Unless this certificate is presented by
an authorized representative of The Depository Trust Company, a New York
corporation ("DTC"), to Public Service Company of Oklahoma or its agent for
registration of transfer, exchange or payment, and any definitive certificate
issued is registered in the name of Cede & Co. or in such other name as is
requested by an authorized representative of DTC (and any payment is made to
Cede & Co. or to such other entity as is requested by an authorized
representative of DTC), ANY TRANSFER, PLEDGE, OR OTHER USE HEREOF FOR VALUE OR
OTHERWISE BY OR TO ANY PERSON IS WRONGFUL in as much as the registered owner
hereof, Cede & Co., has an interest herein.
No.

§ GIVEN EXERCISE 1:
Answer these questions from the DTC legend.
(a) What kind of corporation does the legend say The Depository Trust Company is?
(b) To which company or its agent must the certificate be presented?
(c) Who is named as the registered owner?
§ GIVEN EXERCISE 2: The DTC legend calls any transfer, pledge, or other use of the certificate wrongful unless certain conditions are met. What reason does the DTC legend give for this?
§ GIVEN EXERCISE 3: Quote the passage of the DTC legend that opens with the words containing "Unless this certificate" and closes with "an interest herein.".

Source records
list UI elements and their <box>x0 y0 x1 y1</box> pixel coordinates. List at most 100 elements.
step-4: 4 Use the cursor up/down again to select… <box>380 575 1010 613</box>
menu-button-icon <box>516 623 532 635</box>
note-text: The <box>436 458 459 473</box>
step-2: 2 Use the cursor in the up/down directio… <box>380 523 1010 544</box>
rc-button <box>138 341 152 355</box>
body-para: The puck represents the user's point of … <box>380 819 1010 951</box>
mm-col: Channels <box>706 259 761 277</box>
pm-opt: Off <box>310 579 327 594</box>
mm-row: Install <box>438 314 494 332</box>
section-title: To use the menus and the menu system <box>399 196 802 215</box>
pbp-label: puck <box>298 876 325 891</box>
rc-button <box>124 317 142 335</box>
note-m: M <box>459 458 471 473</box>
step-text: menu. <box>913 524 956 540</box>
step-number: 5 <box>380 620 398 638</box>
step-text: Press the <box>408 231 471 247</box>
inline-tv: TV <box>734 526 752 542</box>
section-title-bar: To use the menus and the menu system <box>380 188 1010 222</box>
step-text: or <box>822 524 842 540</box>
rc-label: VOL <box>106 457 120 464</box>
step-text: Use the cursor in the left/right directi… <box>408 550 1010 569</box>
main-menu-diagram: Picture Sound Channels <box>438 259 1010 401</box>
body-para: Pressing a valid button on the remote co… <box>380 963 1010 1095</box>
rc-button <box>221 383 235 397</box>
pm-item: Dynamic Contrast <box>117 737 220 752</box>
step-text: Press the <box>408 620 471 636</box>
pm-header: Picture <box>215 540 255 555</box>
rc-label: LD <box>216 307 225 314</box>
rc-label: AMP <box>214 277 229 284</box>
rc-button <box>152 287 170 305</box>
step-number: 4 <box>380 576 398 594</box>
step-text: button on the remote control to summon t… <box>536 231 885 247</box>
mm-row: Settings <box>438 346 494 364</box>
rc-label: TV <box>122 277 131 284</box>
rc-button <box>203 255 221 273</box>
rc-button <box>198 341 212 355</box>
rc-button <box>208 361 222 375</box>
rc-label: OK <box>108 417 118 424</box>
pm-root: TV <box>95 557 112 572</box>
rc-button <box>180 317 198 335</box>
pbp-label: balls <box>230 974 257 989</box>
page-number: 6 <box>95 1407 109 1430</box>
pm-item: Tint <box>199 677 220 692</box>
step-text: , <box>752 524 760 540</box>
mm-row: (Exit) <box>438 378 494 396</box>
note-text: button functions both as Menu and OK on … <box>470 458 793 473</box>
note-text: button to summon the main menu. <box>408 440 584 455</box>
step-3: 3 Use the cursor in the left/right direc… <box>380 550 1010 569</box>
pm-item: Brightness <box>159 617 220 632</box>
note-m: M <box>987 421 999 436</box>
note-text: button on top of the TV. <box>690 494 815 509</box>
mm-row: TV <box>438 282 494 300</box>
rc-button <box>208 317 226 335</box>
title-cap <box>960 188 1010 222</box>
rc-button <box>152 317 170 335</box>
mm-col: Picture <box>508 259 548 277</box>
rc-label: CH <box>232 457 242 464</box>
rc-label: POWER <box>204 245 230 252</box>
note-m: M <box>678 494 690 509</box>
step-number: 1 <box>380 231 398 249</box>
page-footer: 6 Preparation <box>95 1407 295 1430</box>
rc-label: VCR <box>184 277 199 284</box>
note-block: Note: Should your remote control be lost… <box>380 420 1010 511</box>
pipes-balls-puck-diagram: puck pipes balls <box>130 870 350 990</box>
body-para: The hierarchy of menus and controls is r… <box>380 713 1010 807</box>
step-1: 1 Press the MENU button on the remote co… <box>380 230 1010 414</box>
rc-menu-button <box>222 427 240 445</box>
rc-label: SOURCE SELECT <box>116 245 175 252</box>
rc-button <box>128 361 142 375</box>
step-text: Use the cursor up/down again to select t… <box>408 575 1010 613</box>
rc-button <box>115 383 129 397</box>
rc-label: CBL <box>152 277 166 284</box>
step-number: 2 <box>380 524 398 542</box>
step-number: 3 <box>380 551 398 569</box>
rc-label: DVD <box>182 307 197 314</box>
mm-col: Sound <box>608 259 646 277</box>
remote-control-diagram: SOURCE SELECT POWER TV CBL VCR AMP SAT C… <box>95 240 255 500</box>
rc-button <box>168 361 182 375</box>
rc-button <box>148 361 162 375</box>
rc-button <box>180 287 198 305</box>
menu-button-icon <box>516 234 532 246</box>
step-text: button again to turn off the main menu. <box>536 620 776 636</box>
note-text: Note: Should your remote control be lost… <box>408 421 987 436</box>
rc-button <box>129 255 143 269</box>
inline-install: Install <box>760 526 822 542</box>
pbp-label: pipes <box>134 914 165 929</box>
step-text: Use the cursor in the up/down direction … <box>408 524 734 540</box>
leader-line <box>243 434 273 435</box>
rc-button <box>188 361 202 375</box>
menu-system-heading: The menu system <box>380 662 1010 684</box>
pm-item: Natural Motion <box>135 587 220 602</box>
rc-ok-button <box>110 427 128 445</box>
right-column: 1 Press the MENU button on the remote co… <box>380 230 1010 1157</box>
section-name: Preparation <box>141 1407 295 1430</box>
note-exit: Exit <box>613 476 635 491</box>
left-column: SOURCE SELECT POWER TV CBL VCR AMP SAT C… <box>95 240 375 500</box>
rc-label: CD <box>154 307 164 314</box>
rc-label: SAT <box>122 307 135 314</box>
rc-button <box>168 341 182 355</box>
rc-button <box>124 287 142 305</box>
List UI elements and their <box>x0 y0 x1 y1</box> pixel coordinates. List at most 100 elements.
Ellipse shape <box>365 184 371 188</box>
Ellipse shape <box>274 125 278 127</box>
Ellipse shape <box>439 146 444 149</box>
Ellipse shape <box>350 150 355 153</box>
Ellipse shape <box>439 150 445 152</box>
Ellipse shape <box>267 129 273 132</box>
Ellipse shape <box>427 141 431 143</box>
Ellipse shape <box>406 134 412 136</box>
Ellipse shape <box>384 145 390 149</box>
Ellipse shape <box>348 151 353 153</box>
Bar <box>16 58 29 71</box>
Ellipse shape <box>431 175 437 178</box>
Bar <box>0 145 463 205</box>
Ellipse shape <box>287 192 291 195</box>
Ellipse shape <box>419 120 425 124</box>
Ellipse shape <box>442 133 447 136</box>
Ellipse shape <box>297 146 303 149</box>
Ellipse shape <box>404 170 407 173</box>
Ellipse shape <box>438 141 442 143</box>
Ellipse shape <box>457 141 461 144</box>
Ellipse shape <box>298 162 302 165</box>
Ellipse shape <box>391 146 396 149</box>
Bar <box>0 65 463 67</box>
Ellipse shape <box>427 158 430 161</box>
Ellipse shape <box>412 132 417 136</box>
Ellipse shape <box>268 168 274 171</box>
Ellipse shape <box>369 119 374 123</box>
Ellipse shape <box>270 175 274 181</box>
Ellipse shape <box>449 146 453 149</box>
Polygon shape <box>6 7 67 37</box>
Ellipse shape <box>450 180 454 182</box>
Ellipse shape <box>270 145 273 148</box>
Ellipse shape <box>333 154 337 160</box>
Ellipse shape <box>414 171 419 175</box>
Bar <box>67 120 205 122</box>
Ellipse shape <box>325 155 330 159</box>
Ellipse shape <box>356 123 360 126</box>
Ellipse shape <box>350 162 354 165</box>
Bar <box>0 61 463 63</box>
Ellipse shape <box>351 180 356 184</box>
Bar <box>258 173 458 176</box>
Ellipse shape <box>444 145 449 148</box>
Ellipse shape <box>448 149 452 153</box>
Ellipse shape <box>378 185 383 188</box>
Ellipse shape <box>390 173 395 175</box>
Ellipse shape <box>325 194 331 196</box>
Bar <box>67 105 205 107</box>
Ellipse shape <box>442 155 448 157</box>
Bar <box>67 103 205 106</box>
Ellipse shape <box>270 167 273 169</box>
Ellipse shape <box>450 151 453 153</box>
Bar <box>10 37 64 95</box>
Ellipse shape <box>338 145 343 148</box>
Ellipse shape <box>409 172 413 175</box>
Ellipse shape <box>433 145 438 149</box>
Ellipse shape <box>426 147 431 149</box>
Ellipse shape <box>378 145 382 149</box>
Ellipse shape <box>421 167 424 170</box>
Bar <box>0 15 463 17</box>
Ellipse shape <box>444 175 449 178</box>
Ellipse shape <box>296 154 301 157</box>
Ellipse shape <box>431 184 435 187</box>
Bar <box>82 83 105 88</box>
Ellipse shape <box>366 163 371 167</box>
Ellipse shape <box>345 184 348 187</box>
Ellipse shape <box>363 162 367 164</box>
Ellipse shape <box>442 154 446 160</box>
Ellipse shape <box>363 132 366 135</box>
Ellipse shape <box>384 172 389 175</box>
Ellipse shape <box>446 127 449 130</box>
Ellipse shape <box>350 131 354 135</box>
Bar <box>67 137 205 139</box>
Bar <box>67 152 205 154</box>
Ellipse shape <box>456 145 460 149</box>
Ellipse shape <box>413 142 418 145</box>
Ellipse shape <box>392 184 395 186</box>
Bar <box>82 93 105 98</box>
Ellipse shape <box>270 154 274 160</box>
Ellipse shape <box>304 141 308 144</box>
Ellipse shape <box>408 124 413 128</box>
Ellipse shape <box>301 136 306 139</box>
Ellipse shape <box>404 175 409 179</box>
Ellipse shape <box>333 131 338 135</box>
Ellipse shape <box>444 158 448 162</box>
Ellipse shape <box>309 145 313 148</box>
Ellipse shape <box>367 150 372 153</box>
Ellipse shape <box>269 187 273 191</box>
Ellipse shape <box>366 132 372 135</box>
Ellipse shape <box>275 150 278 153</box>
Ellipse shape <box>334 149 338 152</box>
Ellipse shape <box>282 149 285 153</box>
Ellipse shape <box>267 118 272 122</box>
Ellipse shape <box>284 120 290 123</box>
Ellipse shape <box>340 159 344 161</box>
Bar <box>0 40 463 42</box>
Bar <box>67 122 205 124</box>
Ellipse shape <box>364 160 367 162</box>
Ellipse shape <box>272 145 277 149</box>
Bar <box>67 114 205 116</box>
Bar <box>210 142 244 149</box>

§ COMPLETE ANSWER 1:
(a) A New York corporation.
(b) Public Service Company of Oklahoma.
(c) Cede & Co.

§ COMPLETE ANSWER 2: Such a transfer, pledge, or other use is wrongful because the registered owner, Cede & Co., has an interest in the certificate.

§ COMPLETE ANSWER 3:
Unless this certificate is presented by
an authorized representative of The Depository Trust Company, a New York
corporation ("DTC"), to Public Service Company of Oklahoma or its agent for
registration of transfer, exchange or payment, and any definitive certificate
issued is registered in the name of Cede & Co. or in such other name as is
requested by an authorized representative of DTC (and any payment is made to
Cede & Co. or to such other entity as is requested by an authorized
representative of DTC), ANY TRANSFER, PLEDGE, OR OTHER USE HEREOF FOR VALUE OR
OTHERWISE BY OR TO ANY PERSON IS WRONGFUL in as much as the registered owner
hereof, Cede & Co., has an interest herein.